TASK DESCRIPTION =>
I would like the line with "Extract all readable text from this page." and every line after it, down to the end of the entries below, output exactly and without pictures.

(ENTRIES SHOWN)

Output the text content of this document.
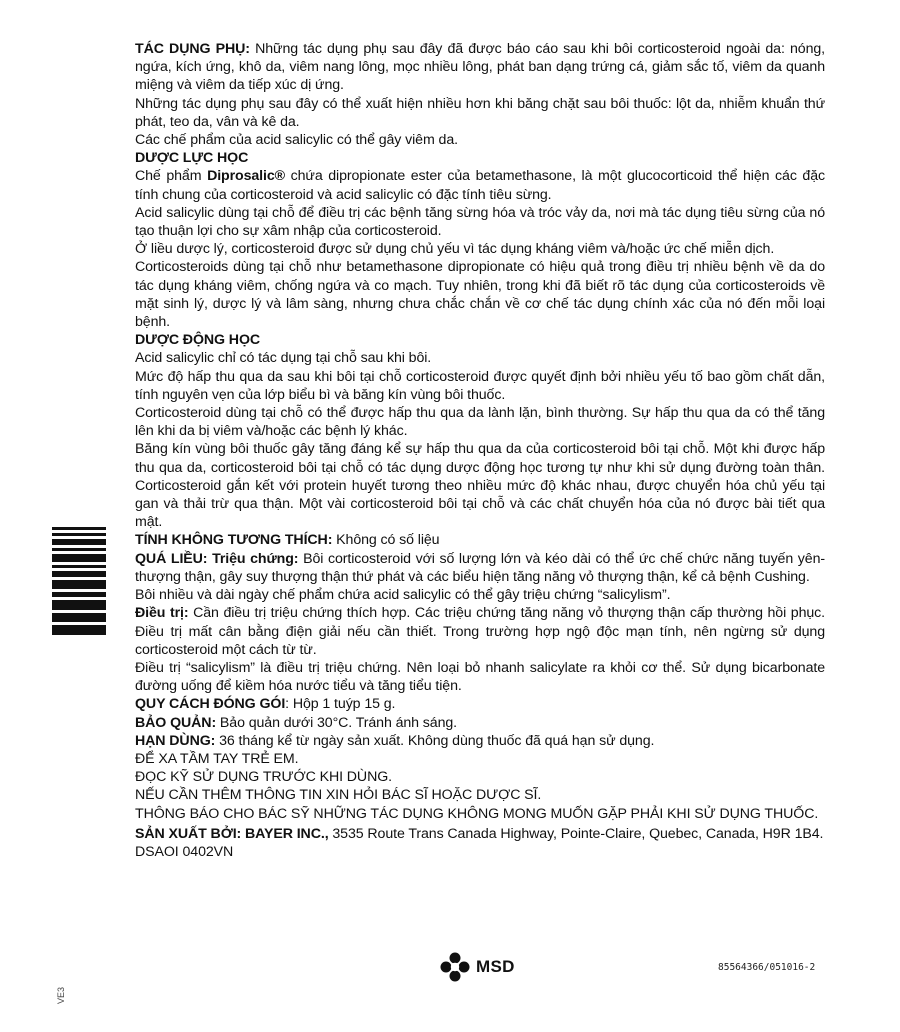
TÁC DỤNG PHỤ: Những tác dụng phụ sau đây đã được báo cáo sau khi bôi corticosteroid ngoài da: nóng, ngứa, kích ứng, khô da, viêm nang lông, mọc nhiều lông, phát ban dạng trứng cá, giảm sắc tố, viêm da quanh miệng và viêm da tiếp xúc dị ứng.

Những tác dụng phụ sau đây có thể xuất hiện nhiều hơn khi băng chặt sau bôi thuốc: lột da, nhiễm khuẩn thứ phát, teo da, vân và kê da.

Các chế phẩm của acid salicylic có thể gây viêm da.

DƯỢC LỰC HỌC

Chế phẩm Diprosalic® chứa dipropionate ester của betamethasone, là một glucocorticoid thể hiện các đặc tính chung của corticosteroid và acid salicylic có đặc tính tiêu sừng.

Acid salicylic dùng tại chỗ để điều trị các bệnh tăng sừng hóa và tróc vảy da, nơi mà tác dụng tiêu sừng của nó tạo thuận lợi cho sự xâm nhập của corticosteroid.

Ở liều dược lý, corticosteroid được sử dụng chủ yếu vì tác dụng kháng viêm và/hoặc ức chế miễn dịch.

Corticosteroids dùng tại chỗ như betamethasone dipropionate có hiệu quả trong điều trị nhiều bệnh về da do tác dụng kháng viêm, chống ngứa và co mạch. Tuy nhiên, trong khi đã biết rõ tác dụng của corticosteroids về mặt sinh lý, dược lý và lâm sàng, nhưng chưa chắc chắn về cơ chế tác dụng chính xác của nó đến mỗi loại bệnh.

DƯỢC ĐỘNG HỌC

Acid salicylic chỉ có tác dụng tại chỗ sau khi bôi.

Mức độ hấp thu qua da sau khi bôi tại chỗ corticosteroid được quyết định bởi nhiều yếu tố bao gồm chất dẫn, tính nguyên vẹn của lớp biểu bì và băng kín vùng bôi thuốc.

Corticosteroid dùng tại chỗ có thể được hấp thu qua da lành lặn, bình thường. Sự hấp thu qua da có thể tăng lên khi da bị viêm và/hoặc các bệnh lý khác.

Băng kín vùng bôi thuốc gây tăng đáng kể sự hấp thu qua da của corticosteroid bôi tại chỗ. Một khi được hấp thu qua da, corticosteroid bôi tại chỗ có tác dụng dược động học tương tự như khi sử dụng đường toàn thân. Corticosteroid gắn kết với protein huyết tương theo nhiều mức độ khác nhau, được chuyển hóa chủ yếu tại gan và thải trừ qua thận. Một vài corticosteroid bôi tại chỗ và các chất chuyển hóa của nó được bài tiết qua mật.

TÍNH KHÔNG TƯƠNG THÍCH: Không có số liệu

QUÁ LIỀU: Triệu chứng: Bôi corticosteroid với số lượng lớn và kéo dài có thể ức chế chức năng tuyến yên-thượng thận, gây suy thượng thận thứ phát và các biểu hiện tăng năng vỏ thượng thận, kể cả bệnh Cushing.

Bôi nhiều và dài ngày chế phẩm chứa acid salicylic có thể gây triệu chứng “salicylism”.

Điều trị: Cần điều trị triệu chứng thích hợp. Các triệu chứng tăng năng vỏ thượng thận cấp thường hồi phục. Điều trị mất cân bằng điện giải nếu cần thiết. Trong trường hợp ngộ độc mạn tính, nên ngừng sử dụng corticosteroid một cách từ từ.

Điều trị “salicylism” là điều trị triệu chứng. Nên loại bỏ nhanh salicylate ra khỏi cơ thể. Sử dụng bicarbonate đường uống để kiềm hóa nước tiểu và tăng tiểu tiện.

QUY CÁCH ĐÓNG GÓI: Hộp 1 tuýp 15 g.

BẢO QUẢN: Bảo quản dưới 30°C. Tránh ánh sáng.

HẠN DÙNG: 36 tháng kể từ ngày sản xuất. Không dùng thuốc đã quá hạn sử dụng.

ĐỂ XA TẦM TAY TRẺ EM.

ĐỌC KỸ SỬ DỤNG TRƯỚC KHI DÙNG.

NẾU CẦN THÊM THÔNG TIN XIN HỎI BÁC SĨ HOẶC DƯỢC SĨ.

THÔNG BÁO CHO BÁC SỸ NHỮNG TÁC DỤNG KHÔNG MONG MUỐN GẶP PHẢI KHI SỬ DỤNG THUỐC.

SẢN XUẤT BỞI: BAYER INC., 3535 Route Trans Canada Highway, Pointe-Claire, Quebec, Canada, H9R 1B4.

DSAOI 0402VN

MSD	85564366/051016-2
VE3
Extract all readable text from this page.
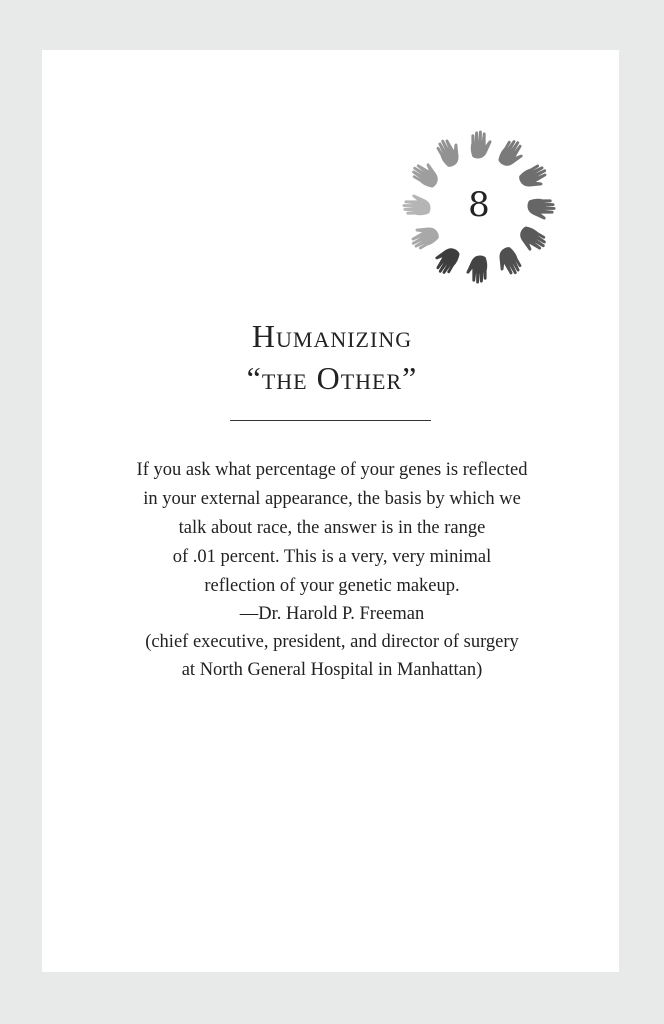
8
Humanizing
“the Other”
If you ask what percentage of your genes is reflected
in your external appearance, the basis by which we
talk about race, the answer is in the range
of .01 percent. This is a very, very minimal
reflection of your genetic makeup.
—Dr. Harold P. Freeman
(chief executive, president, and director of surgery
at North General Hospital in Manhattan)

(End ENTRIES SHOWN)

OUTPUT OF THE TASK =>
Extract all readable text from this page.
8
Humanizing
“the Other”
If you ask what percentage of your genes is reflected
in your external appearance, the basis by which we
talk about race, the answer is in the range
of .01 percent. This is a very, very minimal
reflection of your genetic makeup.
—Dr. Harold P. Freeman
(chief executive, president, and director of surgery
at North General Hospital in Manhattan)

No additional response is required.